• Text provided
******************************

I have been passionately reading up on all I could find on this topic, and I have gathered the following "bits of truth":

(1)
ALL low-pass filters cause a delay (Group Delay) in the output of the filtered speaker unit (e.g. Woofer) in its pass-band, resulting in an apparent backward shift of its acoustic centre

(2)
High-pass filters also cause a similar Group Delay, but in the speaker's stop-band; as a result, the apparent acoustic centre of the unit (e.g. Tweeter) remains approximately coincident with its physical position in the pass-band

(3)
ALL conventional symmetric crossover filters (e.g. 2nd order Linkwitz-Riley, 3rd order Butterworth, 4th oder Linkwitz-Riley, etc.) are designed to sum flat when the physical acoustic centres of the two speaker units (Woofer AND Tweeter) are aligned; however, given (1) and (2) above, this means that the two speaker untis are left to emit their respective portions of the audio band from substantially different apparent positions, which results in an overall NON-time aligned output from the speaker system (incidentally, Linkwitz-Riley crossovers do ensure phase matching of Woofer and Tweeter at all frequencies, which results in regular polar dispersion, but they still do not result in time-aligned output, since the latter depends on Group Delay, and not phase - see (1) and (2).)

******************************

• Supplied material

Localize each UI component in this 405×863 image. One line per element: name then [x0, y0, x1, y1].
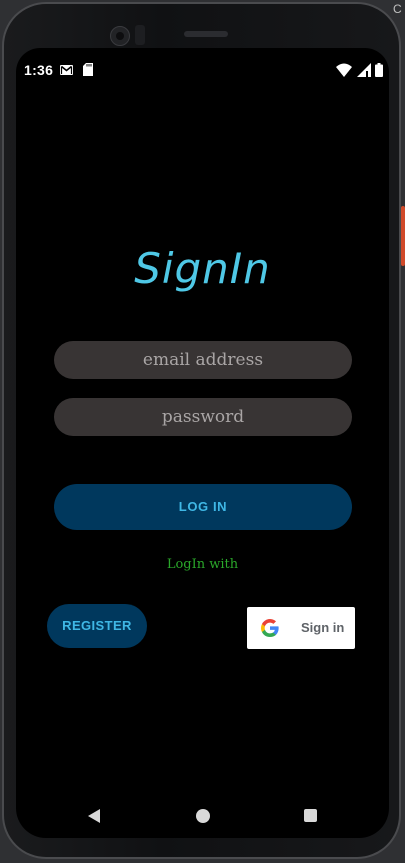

******************************

• What is asked
A - Name the filter orders given as examples of conventional symmetric crossover filters in the crossover post.
B - Please reproduce everything in the crossover post from "ALL conventional symmetric" down to "(1) and (2).)".

• Exercise responses
A - 2nd order, 3rd order, 4th order

B -
ALL conventional symmetric crossover filters (e.g. 2nd order Linkwitz-Riley, 3rd order Butterworth, 4th oder Linkwitz-Riley, etc.) are designed to sum flat when the physical acoustic centres of the two speaker units (Woofer AND Tweeter) are aligned; however, given (1) and (2) above, this means that the two speaker untis are left to emit their respective portions of the audio band from substantially different apparent positions, which results in an overall NON-time aligned output from the speaker system (incidentally, Linkwitz-Riley crossovers do ensure phase matching of Woofer and Tweeter at all frequencies, which results in regular polar dispersion, but they still do not result in time-aligned output, since the latter depends on Group Delay, and not phase - see (1) and (2).)